_Data in this exercise_

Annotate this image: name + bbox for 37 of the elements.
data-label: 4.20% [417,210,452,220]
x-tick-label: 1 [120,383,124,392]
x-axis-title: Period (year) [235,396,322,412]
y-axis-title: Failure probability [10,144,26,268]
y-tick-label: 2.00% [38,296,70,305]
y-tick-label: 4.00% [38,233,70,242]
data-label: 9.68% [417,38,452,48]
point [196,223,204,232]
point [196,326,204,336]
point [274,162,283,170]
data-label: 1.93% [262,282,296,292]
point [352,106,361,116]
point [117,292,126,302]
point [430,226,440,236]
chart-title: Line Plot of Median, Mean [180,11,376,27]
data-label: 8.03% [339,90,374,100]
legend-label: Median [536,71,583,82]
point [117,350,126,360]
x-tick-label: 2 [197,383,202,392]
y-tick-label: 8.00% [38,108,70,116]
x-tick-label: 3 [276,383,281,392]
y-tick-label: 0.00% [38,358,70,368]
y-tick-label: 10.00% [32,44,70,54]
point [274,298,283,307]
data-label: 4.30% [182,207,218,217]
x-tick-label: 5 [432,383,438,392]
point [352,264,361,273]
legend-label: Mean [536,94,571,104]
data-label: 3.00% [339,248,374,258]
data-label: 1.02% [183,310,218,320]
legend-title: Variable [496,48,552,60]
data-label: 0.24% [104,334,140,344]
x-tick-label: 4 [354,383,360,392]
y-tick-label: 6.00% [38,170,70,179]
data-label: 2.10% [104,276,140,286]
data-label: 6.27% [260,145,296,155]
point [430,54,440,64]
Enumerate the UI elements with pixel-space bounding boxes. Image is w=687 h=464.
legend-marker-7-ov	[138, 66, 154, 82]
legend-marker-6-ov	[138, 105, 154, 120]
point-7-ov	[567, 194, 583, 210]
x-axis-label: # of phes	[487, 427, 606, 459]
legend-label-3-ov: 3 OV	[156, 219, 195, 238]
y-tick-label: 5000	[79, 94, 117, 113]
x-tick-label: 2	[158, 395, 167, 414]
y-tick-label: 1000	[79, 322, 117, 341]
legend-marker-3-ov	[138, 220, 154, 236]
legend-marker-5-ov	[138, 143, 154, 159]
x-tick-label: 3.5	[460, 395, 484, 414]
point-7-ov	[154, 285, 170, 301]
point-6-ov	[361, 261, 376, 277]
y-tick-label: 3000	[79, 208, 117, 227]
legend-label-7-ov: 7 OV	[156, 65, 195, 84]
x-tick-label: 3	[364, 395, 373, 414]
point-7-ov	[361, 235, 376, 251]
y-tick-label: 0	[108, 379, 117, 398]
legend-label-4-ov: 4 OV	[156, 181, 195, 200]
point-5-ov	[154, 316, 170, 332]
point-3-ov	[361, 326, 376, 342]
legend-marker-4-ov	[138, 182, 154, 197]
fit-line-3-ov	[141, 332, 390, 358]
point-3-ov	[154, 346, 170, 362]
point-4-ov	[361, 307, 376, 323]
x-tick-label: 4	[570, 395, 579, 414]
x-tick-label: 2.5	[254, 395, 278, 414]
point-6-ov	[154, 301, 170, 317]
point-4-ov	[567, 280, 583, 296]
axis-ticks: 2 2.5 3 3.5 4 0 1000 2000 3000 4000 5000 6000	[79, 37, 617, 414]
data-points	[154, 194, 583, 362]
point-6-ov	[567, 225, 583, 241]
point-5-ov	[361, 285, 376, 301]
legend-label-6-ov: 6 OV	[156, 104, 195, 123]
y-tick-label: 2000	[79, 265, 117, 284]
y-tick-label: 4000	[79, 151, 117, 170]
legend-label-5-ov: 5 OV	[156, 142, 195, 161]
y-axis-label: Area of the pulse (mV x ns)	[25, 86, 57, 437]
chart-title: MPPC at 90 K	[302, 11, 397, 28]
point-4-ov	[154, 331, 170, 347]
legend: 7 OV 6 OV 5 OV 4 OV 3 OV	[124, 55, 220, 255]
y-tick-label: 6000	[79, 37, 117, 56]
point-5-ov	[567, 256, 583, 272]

_Set exercise_
Convert every line of the listing above into a JSON array of strings, one string per line, leaving out blank lines.

_Correct response_
[
  "Annotate this image: name + bbox for 37 of the elements.",
  "data-label: 4.20% [417,210,452,220]",
  "x-tick-label: 1 [120,383,124,392]",
  "x-axis-title: Period (year) [235,396,322,412]",
  "y-axis-title: Failure probability [10,144,26,268]",
  "y-tick-label: 2.00% [38,296,70,305]",
  "y-tick-label: 4.00% [38,233,70,242]",
  "data-label: 9.68% [417,38,452,48]",
  "point [196,223,204,232]",
  "point [196,326,204,336]",
  "point [274,162,283,170]",
  "data-label: 1.93% [262,282,296,292]",
  "point [352,106,361,116]",
  "point [117,292,126,302]",
  "point [430,226,440,236]",
  "chart-title: Line Plot of Median, Mean [180,11,376,27]",
  "data-label: 8.03% [339,90,374,100]",
  "legend-label: Median [536,71,583,82]",
  "point [117,350,126,360]",
  "x-tick-label: 2 [197,383,202,392]",
  "y-tick-label: 8.00% [38,108,70,116]",
  "x-tick-label: 3 [276,383,281,392]",
  "y-tick-label: 0.00% [38,358,70,368]",
  "y-tick-label: 10.00% [32,44,70,54]",
  "point [274,298,283,307]",
  "data-label: 4.30% [182,207,218,217]",
  "x-tick-label: 5 [432,383,438,392]",
  "point [352,264,361,273]",
  "legend-label: Mean [536,94,571,104]",
  "data-label: 3.00% [339,248,374,258]",
  "data-label: 1.02% [183,310,218,320]",
  "legend-title: Variable [496,48,552,60]",
  "data-label: 0.24% [104,334,140,344]",
  "x-tick-label: 4 [354,383,360,392]",
  "y-tick-label: 6.00% [38,170,70,179]",
  "data-label: 2.10% [104,276,140,286]",
  "data-label: 6.27% [260,145,296,155]",
  "point [430,54,440,64]",
  "Enumerate the UI elements with pixel-space bounding boxes. Image is w=687 h=464.",
  "legend-marker-7-ov\t[138, 66, 154, 82]",
  "legend-marker-6-ov\t[138, 105, 154, 120]",
  "point-7-ov\t[567, 194, 583, 210]",
  "x-axis-label: # of phes\t[487, 427, 606, 459]",
  "legend-label-3-ov: 3 OV\t[156, 219, 195, 238]",
  "y-tick-label: 5000\t[79, 94, 117, 113]",
  "x-tick-label: 2\t[158, 395, 167, 414]",
  "y-tick-label: 1000\t[79, 322, 117, 341]",
  "legend-marker-3-ov\t[138, 220, 154, 236]",
  "legend-marker-5-ov\t[138, 143, 154, 159]",
  "x-tick-label: 3.5\t[460, 395, 484, 414]",
  "point-7-ov\t[154, 285, 170, 301]",
  "point-6-ov\t[361, 261, 376, 277]",
  "y-tick-label: 3000\t[79, 208, 117, 227]",
  "legend-label-7-ov: 7 OV\t[156, 65, 195, 84]",
  "x-tick-label: 3\t[364, 395, 373, 414]",
  "point-7-ov\t[361, 235, 376, 251]",
  "y-tick-label: 0\t[108, 379, 117, 398]",
  "legend-label-4-ov: 4 OV\t[156, 181, 195, 200]",
  "point-5-ov\t[154, 316, 170, 332]",
  "point-3-ov\t[361, 326, 376, 342]",
  "legend-marker-4-ov\t[138, 182, 154, 197]",
  "fit-line-3-ov\t[141, 332, 390, 358]",
  "point-3-ov\t[154, 346, 170, 362]",
  "point-4-ov\t[361, 307, 376, 323]",
  "x-tick-label: 4\t[570, 395, 579, 414]",
  "x-tick-label: 2.5\t[254, 395, 278, 414]",
  "point-6-ov\t[154, 301, 170, 317]",
  "point-4-ov\t[567, 280, 583, 296]",
  "axis-ticks: 2 2.5 3 3.5 4 0 1000 2000 3000 4000 5000 6000\t[79, 37, 617, 414]",
  "data-points\t[154, 194, 583, 362]",
  "point-6-ov\t[567, 225, 583, 241]",
  "point-5-ov\t[361, 285, 376, 301]",
  "legend-label-6-ov: 6 OV\t[156, 104, 195, 123]",
  "y-tick-label: 2000\t[79, 265, 117, 284]",
  "y-tick-label: 4000\t[79, 151, 117, 170]",
  "legend-label-5-ov: 5 OV\t[156, 142, 195, 161]",
  "y-axis-label: Area of the pulse (mV x ns)\t[25, 86, 57, 437]",
  "chart-title: MPPC at 90 K\t[302, 11, 397, 28]",
  "point-4-ov\t[154, 331, 170, 347]",
  "legend: 7 OV 6 OV 5 OV 4 OV 3 OV\t[124, 55, 220, 255]",
  "y-tick-label: 6000\t[79, 37, 117, 56]",
  "point-5-ov\t[567, 256, 583, 272]"
]